------ Selected passage

Skip to main content
Ollama supports GPU acceleration across multiple vendors, significantly improving model inference performance.

NVIDIA GPUs

Ollama supports NVIDIA GPUs with compute capability 5.0+ and driver version 531 or newer.

Compatibility

Check your GPU’s compute capability at developer.nvidia.com/cuda-gpus
Compute CapabilityFamilyExample Cards
12.1NVIDIAGB10 (DGX Spark)
12.0GeForce RTX 50xxRTX 5090, RTX 5080, RTX 5070 Ti, RTX 5070, RTX 5060 Ti, RTX 5060
9.0NVIDIAH200, H100
8.9GeForce RTX 40xxRTX 4090, RTX 4080, RTX 4070 Ti, RTX 4070, RTX 4060 Ti, RTX 4060
8.6GeForce RTX 30xxRTX 3090 Ti, RTX 3090, RTX 3080 Ti, RTX 3080, RTX 3070, RTX 3060
8.0NVIDIA ProfessionalA100, A30
7.5GeForce GTX/RTXRTX 2080 Ti, RTX 2080, RTX 2070, RTX 2060, GTX 1650 Ti
7.0NVIDIATITAN V, V100, Quadro GV100
6.1GeForce GTXGTX 1080 Ti, GTX 1080, GTX 1070, GTX 1060, GTX 1050 Ti
6.0NVIDIATesla P100, Quadro GP100
5.2GeForce GTXGTX 980 Ti, GTX 980, GTX 970, GTX 960
5.0GeForce GTXGTX 750 Ti, GTX 750

GPU Selection

Limit Ollama to specific GPUs using CUDA_VISIBLE_DEVICES:
# Using GPU IDs
export CUDA_VISIBLE_DEVICES=0,1

# Using UUIDs (more reliable)
export CUDA_VISIBLE_DEVICES=GPU-abc123,GPU-def456
Discover GPU UUIDs with nvidia-smi -L. UUIDs are more reliable than numeric IDs as ordering may vary.
Force CPU usage:
export CUDA_VISIBLE_DEVICES=-1

Linux Suspend/Resume Issue

After a suspend/resume cycle, Ollama may fail to detect NVIDIA GPUs due to a driver bug. Workaround:
sudo rmmod nvidia_uvm && sudo modprobe nvidia_uvm

AMD Radeon GPUs

Ollama supports AMD GPUs via ROCm (Linux and Windows) and Vulkan (experimental).

Linux Support (ROCm)

  • RX 7000 Series: 7900 XTX, 7900 XT, 7900 GRE, 7800 XT, 7700 XT, 7600 XT, 7600
  • RX 6000 Series: 6950 XT, 6900 XTX, 6900 XT, 6800 XT, 6800
  • Vega: Vega 64
W7900, W7800, W7700, W7600, W7500, W6900X, W6800X, W6800, V620, V420, V340, V320, Vega II
MI300X, MI300A, MI300, MI250X, MI250, MI210, MI200, MI100, MI60

Windows Support (ROCm v6.1)

------------
------ Supplied material

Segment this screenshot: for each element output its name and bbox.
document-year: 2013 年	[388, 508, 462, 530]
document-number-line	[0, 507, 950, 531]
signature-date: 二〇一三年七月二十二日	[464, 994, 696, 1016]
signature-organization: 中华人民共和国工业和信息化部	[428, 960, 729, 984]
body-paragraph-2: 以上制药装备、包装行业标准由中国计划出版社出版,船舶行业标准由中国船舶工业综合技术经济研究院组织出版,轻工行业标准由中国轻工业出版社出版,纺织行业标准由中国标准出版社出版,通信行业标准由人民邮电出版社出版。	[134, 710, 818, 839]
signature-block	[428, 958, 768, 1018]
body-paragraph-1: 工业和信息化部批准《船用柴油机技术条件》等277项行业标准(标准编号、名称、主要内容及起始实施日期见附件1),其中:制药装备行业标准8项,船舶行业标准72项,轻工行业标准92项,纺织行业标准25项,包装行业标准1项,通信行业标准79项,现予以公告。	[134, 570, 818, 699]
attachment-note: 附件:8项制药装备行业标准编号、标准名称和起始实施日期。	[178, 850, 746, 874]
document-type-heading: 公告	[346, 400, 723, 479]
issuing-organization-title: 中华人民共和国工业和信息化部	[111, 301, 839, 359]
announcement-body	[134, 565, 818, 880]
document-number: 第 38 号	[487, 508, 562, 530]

------------

- **What you have to do**
Reproduce word for word the stretch of the Ollama GPU support page that opens with the words containing "GPU Selection" and closes with "ordering may vary.".

- **Answer space**
GPU Selection

Limit Ollama to specific GPUs using CUDA_VISIBLE_DEVICES:
# Using GPU IDs
export CUDA_VISIBLE_DEVICES=0,1

# Using UUIDs (more reliable)
export CUDA_VISIBLE_DEVICES=GPU-abc123,GPU-def456
Discover GPU UUIDs with nvidia-smi -L. UUIDs are more reliable than numeric IDs as ordering may vary.